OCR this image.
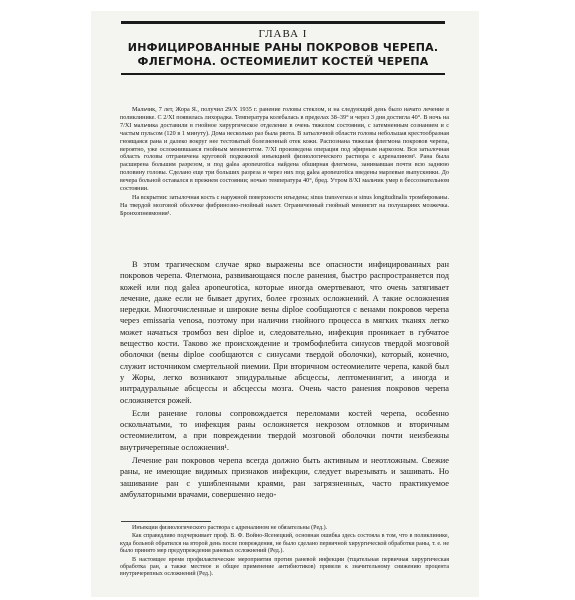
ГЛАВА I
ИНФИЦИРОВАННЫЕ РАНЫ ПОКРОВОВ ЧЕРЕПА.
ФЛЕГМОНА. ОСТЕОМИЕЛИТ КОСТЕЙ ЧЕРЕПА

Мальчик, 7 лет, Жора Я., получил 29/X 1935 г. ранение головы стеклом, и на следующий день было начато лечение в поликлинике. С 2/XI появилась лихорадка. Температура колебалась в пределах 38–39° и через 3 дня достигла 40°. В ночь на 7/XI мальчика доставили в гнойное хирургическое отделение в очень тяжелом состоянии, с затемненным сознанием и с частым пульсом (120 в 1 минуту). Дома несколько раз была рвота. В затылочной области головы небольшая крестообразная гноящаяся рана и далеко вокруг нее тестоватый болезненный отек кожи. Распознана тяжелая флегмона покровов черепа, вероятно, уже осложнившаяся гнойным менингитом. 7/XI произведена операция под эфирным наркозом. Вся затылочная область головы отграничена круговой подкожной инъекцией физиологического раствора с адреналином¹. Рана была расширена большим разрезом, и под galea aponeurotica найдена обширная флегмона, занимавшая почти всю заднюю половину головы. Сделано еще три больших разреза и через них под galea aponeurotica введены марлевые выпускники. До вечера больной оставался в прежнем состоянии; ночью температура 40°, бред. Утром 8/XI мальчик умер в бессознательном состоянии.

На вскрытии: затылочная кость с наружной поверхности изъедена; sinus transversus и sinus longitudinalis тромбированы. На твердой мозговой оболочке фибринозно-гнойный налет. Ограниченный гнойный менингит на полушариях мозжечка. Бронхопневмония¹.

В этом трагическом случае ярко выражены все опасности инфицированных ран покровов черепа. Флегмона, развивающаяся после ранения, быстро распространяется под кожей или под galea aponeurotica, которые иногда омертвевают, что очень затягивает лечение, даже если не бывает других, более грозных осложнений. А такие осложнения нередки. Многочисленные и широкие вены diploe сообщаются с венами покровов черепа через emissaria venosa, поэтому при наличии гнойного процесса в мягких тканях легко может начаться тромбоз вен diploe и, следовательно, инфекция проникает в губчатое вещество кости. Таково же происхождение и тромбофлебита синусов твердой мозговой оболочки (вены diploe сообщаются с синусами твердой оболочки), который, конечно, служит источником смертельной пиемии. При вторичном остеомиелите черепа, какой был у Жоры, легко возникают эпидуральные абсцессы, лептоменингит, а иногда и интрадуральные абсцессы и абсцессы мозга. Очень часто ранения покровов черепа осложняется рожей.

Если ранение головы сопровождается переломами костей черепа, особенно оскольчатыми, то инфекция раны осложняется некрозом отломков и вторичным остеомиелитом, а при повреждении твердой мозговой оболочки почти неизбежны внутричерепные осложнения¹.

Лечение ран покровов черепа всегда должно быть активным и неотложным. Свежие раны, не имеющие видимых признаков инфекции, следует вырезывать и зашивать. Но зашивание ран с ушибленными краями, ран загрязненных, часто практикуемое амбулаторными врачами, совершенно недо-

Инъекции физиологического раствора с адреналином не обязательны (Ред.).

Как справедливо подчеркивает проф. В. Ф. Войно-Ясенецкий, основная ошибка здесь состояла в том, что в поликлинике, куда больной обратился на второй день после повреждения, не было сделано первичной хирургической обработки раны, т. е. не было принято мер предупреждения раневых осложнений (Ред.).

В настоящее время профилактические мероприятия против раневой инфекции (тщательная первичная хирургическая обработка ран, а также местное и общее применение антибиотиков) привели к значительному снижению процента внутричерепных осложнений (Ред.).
---
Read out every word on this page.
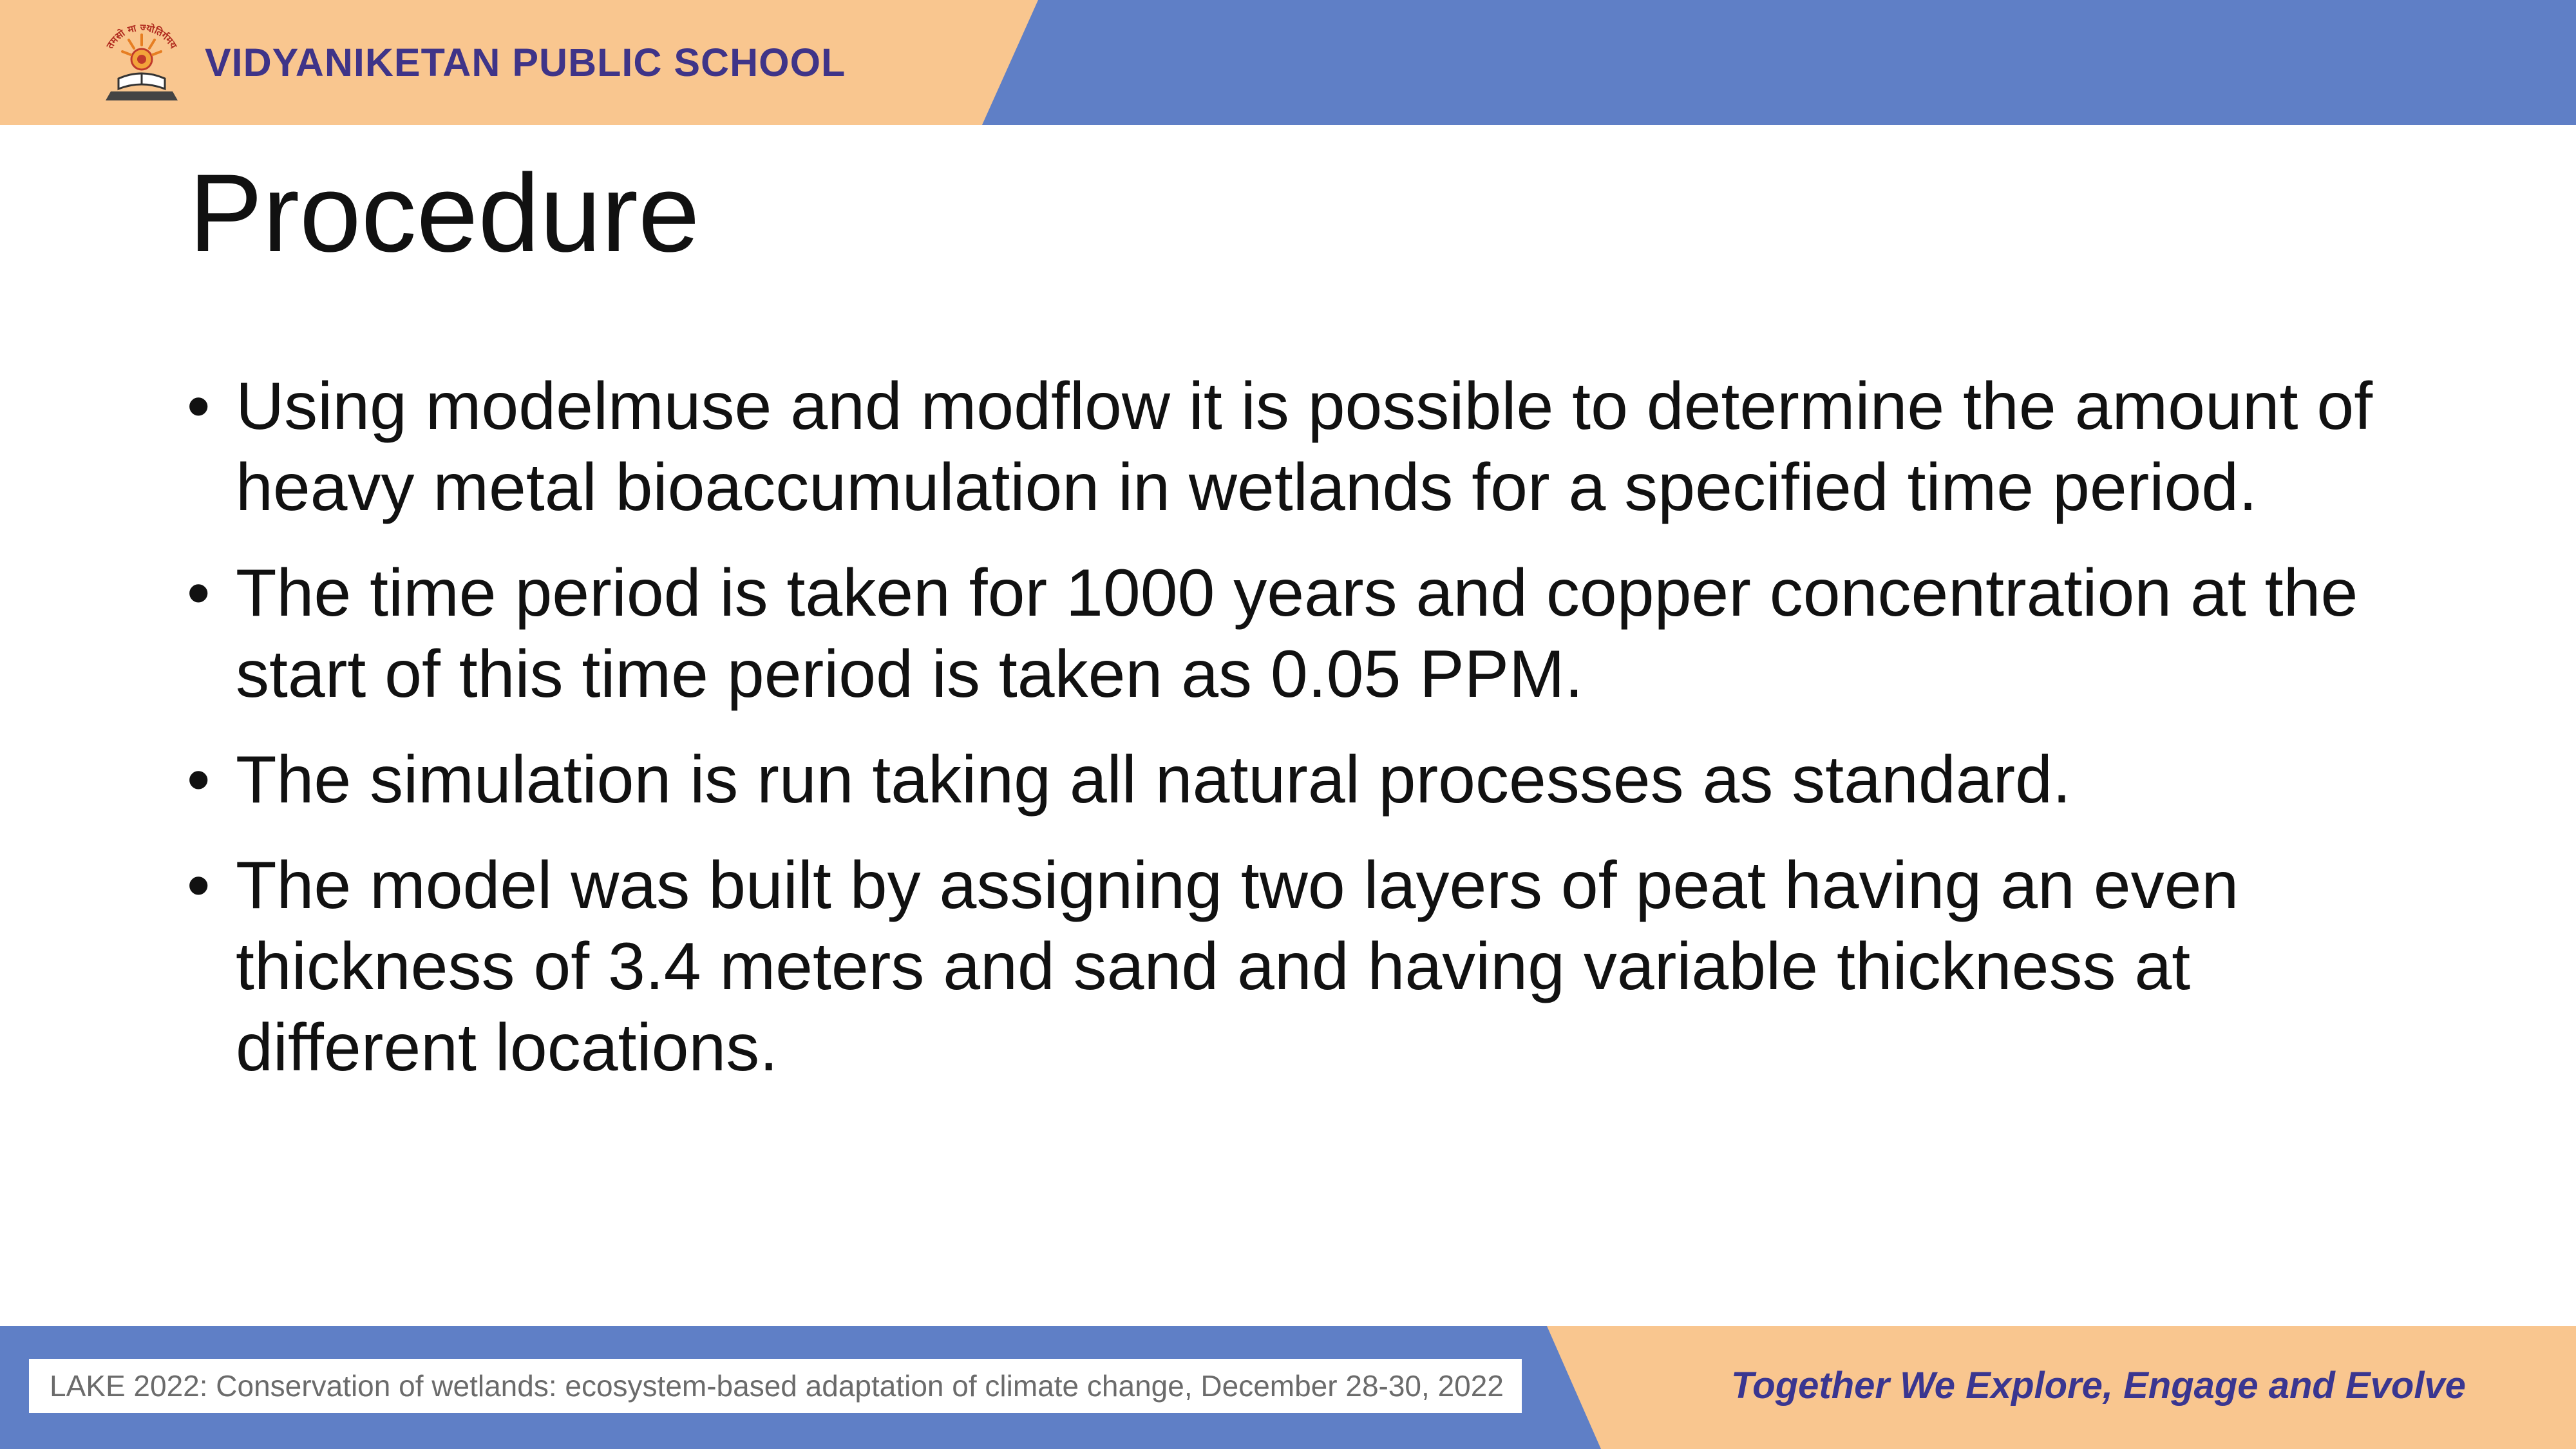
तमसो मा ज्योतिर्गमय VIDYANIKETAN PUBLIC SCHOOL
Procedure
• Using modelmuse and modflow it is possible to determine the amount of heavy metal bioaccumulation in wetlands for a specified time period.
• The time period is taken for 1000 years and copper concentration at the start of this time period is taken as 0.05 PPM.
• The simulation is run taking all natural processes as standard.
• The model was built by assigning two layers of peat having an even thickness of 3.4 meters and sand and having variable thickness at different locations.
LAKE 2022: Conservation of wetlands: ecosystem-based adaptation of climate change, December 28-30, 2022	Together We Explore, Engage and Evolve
---
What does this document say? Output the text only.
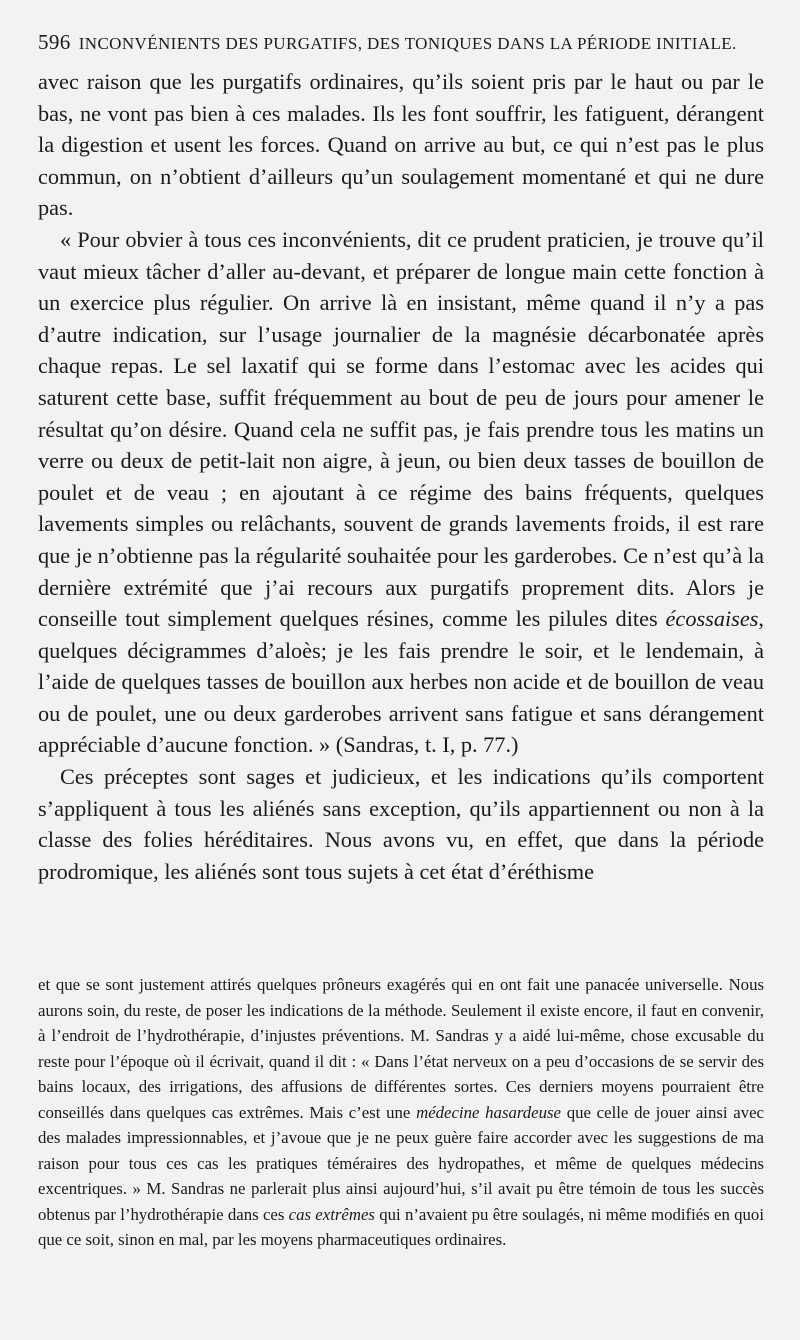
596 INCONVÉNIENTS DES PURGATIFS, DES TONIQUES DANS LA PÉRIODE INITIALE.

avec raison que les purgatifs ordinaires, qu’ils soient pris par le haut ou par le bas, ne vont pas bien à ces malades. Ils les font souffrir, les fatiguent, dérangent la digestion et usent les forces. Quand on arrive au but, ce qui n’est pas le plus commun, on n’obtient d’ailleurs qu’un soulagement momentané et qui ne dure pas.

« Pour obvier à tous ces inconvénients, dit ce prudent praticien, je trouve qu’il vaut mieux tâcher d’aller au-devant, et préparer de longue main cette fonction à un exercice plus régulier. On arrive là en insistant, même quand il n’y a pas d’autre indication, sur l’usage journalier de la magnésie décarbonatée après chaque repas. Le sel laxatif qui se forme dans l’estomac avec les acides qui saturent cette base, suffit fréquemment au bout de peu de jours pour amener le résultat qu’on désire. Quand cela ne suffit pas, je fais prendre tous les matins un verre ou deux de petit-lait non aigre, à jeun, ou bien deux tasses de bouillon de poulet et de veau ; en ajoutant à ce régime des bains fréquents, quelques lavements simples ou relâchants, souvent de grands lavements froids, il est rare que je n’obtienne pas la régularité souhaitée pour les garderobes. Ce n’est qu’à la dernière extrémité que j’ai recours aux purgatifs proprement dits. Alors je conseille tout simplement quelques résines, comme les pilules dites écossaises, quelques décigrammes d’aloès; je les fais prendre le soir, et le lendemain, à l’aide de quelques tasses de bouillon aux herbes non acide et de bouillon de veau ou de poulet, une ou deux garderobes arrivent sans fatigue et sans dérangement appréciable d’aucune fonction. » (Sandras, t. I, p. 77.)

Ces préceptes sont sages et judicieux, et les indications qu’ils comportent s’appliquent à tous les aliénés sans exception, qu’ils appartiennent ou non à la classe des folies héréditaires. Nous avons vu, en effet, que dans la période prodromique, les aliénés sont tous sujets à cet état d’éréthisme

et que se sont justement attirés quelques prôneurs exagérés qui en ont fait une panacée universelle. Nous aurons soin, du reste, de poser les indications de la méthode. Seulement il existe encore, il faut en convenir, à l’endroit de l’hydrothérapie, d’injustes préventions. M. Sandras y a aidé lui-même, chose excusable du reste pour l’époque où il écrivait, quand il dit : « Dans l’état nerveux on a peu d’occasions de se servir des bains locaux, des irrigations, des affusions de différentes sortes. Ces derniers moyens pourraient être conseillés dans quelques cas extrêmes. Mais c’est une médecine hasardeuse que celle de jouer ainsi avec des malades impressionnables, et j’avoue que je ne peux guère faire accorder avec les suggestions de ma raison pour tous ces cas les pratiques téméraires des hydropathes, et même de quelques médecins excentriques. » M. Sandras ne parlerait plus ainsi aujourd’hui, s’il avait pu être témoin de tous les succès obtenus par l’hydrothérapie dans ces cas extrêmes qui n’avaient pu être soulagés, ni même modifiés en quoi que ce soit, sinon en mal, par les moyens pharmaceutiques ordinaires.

▶ **WRITTEN EXERCISE**:
How many lines in the records above contain the word "period"? Reply with the number and nothing more.

▶ **SOLVED PROBLEM**:
2